> TASK PROMPT
Copy each line of the records below without any changes, but leave the pictures out of your copy.

::: RECORDS FOR PROCESSING

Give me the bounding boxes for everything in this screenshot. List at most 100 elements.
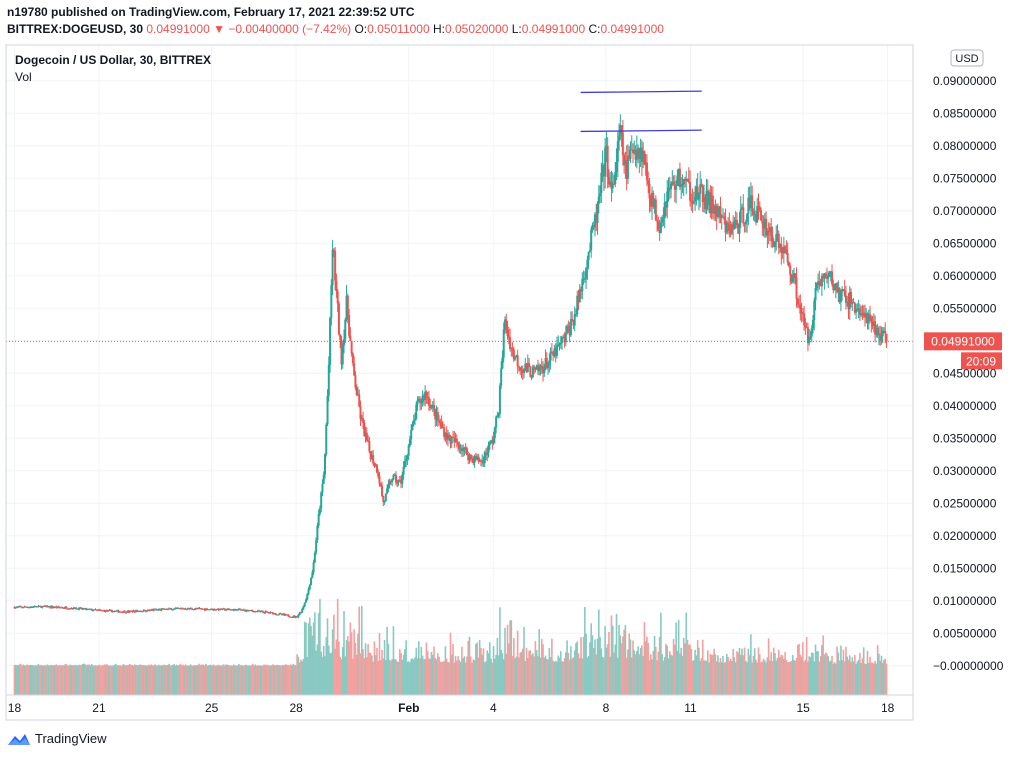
candle-body	[425, 391, 428, 397]
candle-body	[424, 391, 427, 401]
volume-bar	[468, 636, 471, 695]
volume-bar	[643, 621, 646, 695]
candle-body	[756, 206, 759, 223]
volume-bar	[774, 652, 776, 695]
trendline[interactable]	[580, 129, 702, 133]
trendline[interactable]	[580, 90, 702, 94]
candle-body	[467, 455, 470, 461]
last-price-badge: 0.04991000 20:09	[924, 332, 1002, 370]
volume-bar	[298, 662, 301, 695]
candle-body	[576, 295, 579, 315]
volume-bar	[265, 664, 268, 695]
candle-body	[796, 298, 799, 305]
trendlines[interactable]	[580, 90, 702, 133]
currency-badge[interactable]: USD	[950, 49, 984, 67]
volume-bar	[789, 661, 791, 695]
volume-bar	[159, 665, 162, 695]
volume-bar	[341, 647, 344, 695]
candle-body	[401, 474, 404, 484]
candle-body	[127, 611, 130, 613]
volume-bar	[379, 660, 382, 695]
chart-grid	[6, 45, 913, 695]
volume-bar	[127, 664, 130, 695]
candle-body	[226, 608, 229, 610]
volume-bar	[75, 665, 78, 695]
candle-body	[270, 612, 273, 614]
volume-bar	[358, 606, 361, 695]
volume-bar	[506, 624, 509, 695]
candle-body	[479, 460, 482, 462]
volume-bar	[481, 654, 483, 695]
volume-bar	[500, 650, 502, 695]
volume-bar	[554, 660, 557, 695]
candle-body	[100, 610, 103, 612]
volume-bar	[556, 661, 558, 695]
volume-bar	[99, 665, 102, 695]
volume-bar	[724, 661, 727, 695]
volume-bar	[700, 658, 703, 695]
candle-body	[32, 606, 35, 608]
candle-body	[834, 283, 837, 288]
volume-bar	[258, 665, 260, 695]
candle-body	[124, 612, 127, 614]
volume-bar	[372, 661, 374, 695]
x-axis[interactable]: 18 21 25 28 Feb 4 8 11 15 18	[8, 701, 895, 715]
volume-bar	[254, 664, 257, 695]
candle-body	[495, 416, 498, 428]
candle-body	[803, 313, 806, 326]
volume-bar	[590, 623, 592, 695]
candle-body	[321, 483, 324, 493]
candle-body	[548, 360, 551, 364]
volume-bar	[821, 645, 823, 695]
y-tick-label: 0.06500000	[933, 236, 997, 250]
candle-body	[104, 610, 107, 612]
candle-body	[629, 150, 632, 159]
volume-bar	[36, 665, 39, 695]
volume-bar	[402, 654, 405, 695]
volume-bar	[281, 665, 283, 695]
candle-body	[737, 225, 740, 234]
volume-bar	[686, 639, 689, 695]
candle-body	[133, 610, 136, 613]
volume-bar	[459, 662, 462, 695]
candle-body	[531, 366, 534, 378]
volume-bar	[203, 665, 206, 695]
volume-bar	[841, 659, 843, 695]
footer-brand[interactable]: TradingView	[7, 731, 107, 746]
candle-body	[507, 336, 510, 338]
volume-bar	[676, 650, 679, 695]
candle-body	[851, 301, 854, 304]
candle-body	[419, 399, 422, 404]
candle-body	[57, 606, 60, 608]
volume-bar	[189, 664, 192, 695]
candle-body	[444, 433, 447, 438]
volume-bar	[400, 652, 402, 695]
volume-bar	[609, 656, 611, 695]
candle-body	[410, 429, 413, 440]
volume-bar	[840, 645, 842, 695]
volume-bar	[222, 664, 225, 695]
candle-body	[393, 474, 396, 476]
candle-body	[152, 609, 155, 611]
y-axis[interactable]: 0.09000000 0.08500000 0.08000000 0.07500000…	[933, 74, 1004, 673]
candle-body	[123, 611, 126, 613]
volume-bar	[866, 650, 869, 695]
volume-bar	[719, 657, 722, 695]
volume-bar	[606, 644, 609, 695]
volume-bar	[27, 665, 30, 695]
volume-bar	[491, 662, 494, 695]
volume-bar	[49, 665, 51, 695]
candle-body	[607, 177, 610, 185]
candle-body	[839, 291, 842, 303]
candle-body	[64, 607, 67, 609]
volume-bar	[480, 647, 482, 695]
volume-bar	[729, 658, 732, 695]
volume-bar	[443, 660, 445, 695]
volume-bar	[777, 649, 780, 695]
volume-bar	[150, 664, 153, 695]
volume-bar	[216, 665, 219, 695]
volume-bar	[104, 664, 107, 695]
volume-bar	[274, 665, 277, 695]
volume-bar	[495, 654, 497, 695]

::::::

> EXERCISE ANSWER
Give me the bounding boxes for everything in this screenshot. List at most 100 elements.
candle-body	[425, 391, 428, 397]
candle-body	[424, 391, 427, 401]
volume-bar	[468, 636, 471, 695]
volume-bar	[643, 621, 646, 695]
candle-body	[756, 206, 759, 223]
volume-bar	[774, 652, 776, 695]
trendline[interactable]	[580, 129, 702, 133]
trendline[interactable]	[580, 90, 702, 94]
candle-body	[467, 455, 470, 461]
last-price-badge: 0.04991000 20:09	[924, 332, 1002, 370]
volume-bar	[298, 662, 301, 695]
candle-body	[576, 295, 579, 315]
volume-bar	[265, 664, 268, 695]
candle-body	[796, 298, 799, 305]
trendlines[interactable]	[580, 90, 702, 133]
currency-badge[interactable]: USD	[950, 49, 984, 67]
volume-bar	[789, 661, 791, 695]
volume-bar	[159, 665, 162, 695]
volume-bar	[341, 647, 344, 695]
candle-body	[401, 474, 404, 484]
candle-body	[127, 611, 130, 613]
volume-bar	[379, 660, 382, 695]
chart-grid	[6, 45, 913, 695]
volume-bar	[127, 664, 130, 695]
candle-body	[226, 608, 229, 610]
volume-bar	[75, 665, 78, 695]
candle-body	[270, 612, 273, 614]
volume-bar	[358, 606, 361, 695]
volume-bar	[506, 624, 509, 695]
candle-body	[479, 460, 482, 462]
volume-bar	[481, 654, 483, 695]
volume-bar	[500, 650, 502, 695]
volume-bar	[554, 660, 557, 695]
candle-body	[100, 610, 103, 612]
volume-bar	[556, 661, 558, 695]
volume-bar	[99, 665, 102, 695]
volume-bar	[724, 661, 727, 695]
volume-bar	[700, 658, 703, 695]
candle-body	[32, 606, 35, 608]
candle-body	[834, 283, 837, 288]
volume-bar	[258, 665, 260, 695]
candle-body	[124, 612, 127, 614]
volume-bar	[372, 661, 374, 695]
x-axis[interactable]: 18 21 25 28 Feb 4 8 11 15 18	[8, 701, 895, 715]
volume-bar	[254, 664, 257, 695]
candle-body	[495, 416, 498, 428]
candle-body	[803, 313, 806, 326]
volume-bar	[590, 623, 592, 695]
candle-body	[321, 483, 324, 493]
candle-body	[548, 360, 551, 364]
volume-bar	[821, 645, 823, 695]
y-tick-label: 0.06500000	[933, 236, 997, 250]
candle-body	[104, 610, 107, 612]
candle-body	[629, 150, 632, 159]
volume-bar	[36, 665, 39, 695]
volume-bar	[402, 654, 405, 695]
volume-bar	[281, 665, 283, 695]
candle-body	[737, 225, 740, 234]
volume-bar	[686, 639, 689, 695]
candle-body	[133, 610, 136, 613]
volume-bar	[459, 662, 462, 695]
candle-body	[531, 366, 534, 378]
volume-bar	[203, 665, 206, 695]
volume-bar	[841, 659, 843, 695]
footer-brand[interactable]: TradingView	[7, 731, 107, 746]
candle-body	[507, 336, 510, 338]
volume-bar	[676, 650, 679, 695]
candle-body	[851, 301, 854, 304]
candle-body	[419, 399, 422, 404]
candle-body	[57, 606, 60, 608]
volume-bar	[189, 664, 192, 695]
candle-body	[444, 433, 447, 438]
volume-bar	[400, 652, 402, 695]
volume-bar	[609, 656, 611, 695]
candle-body	[410, 429, 413, 440]
volume-bar	[840, 645, 842, 695]
volume-bar	[222, 664, 225, 695]
candle-body	[393, 474, 396, 476]
candle-body	[152, 609, 155, 611]
y-axis[interactable]: 0.09000000 0.08500000 0.08000000 0.07500000…	[933, 74, 1004, 673]
candle-body	[123, 611, 126, 613]
volume-bar	[866, 650, 869, 695]
volume-bar	[719, 657, 722, 695]
volume-bar	[606, 644, 609, 695]
volume-bar	[27, 665, 30, 695]
volume-bar	[491, 662, 494, 695]
volume-bar	[49, 665, 51, 695]
candle-body	[607, 177, 610, 185]
candle-body	[839, 291, 842, 303]
candle-body	[64, 607, 67, 609]
volume-bar	[480, 647, 482, 695]
volume-bar	[729, 658, 732, 695]
volume-bar	[443, 660, 445, 695]
volume-bar	[777, 649, 780, 695]
volume-bar	[150, 664, 153, 695]
volume-bar	[216, 665, 219, 695]
volume-bar	[104, 664, 107, 695]
volume-bar	[274, 665, 277, 695]
volume-bar	[495, 654, 497, 695]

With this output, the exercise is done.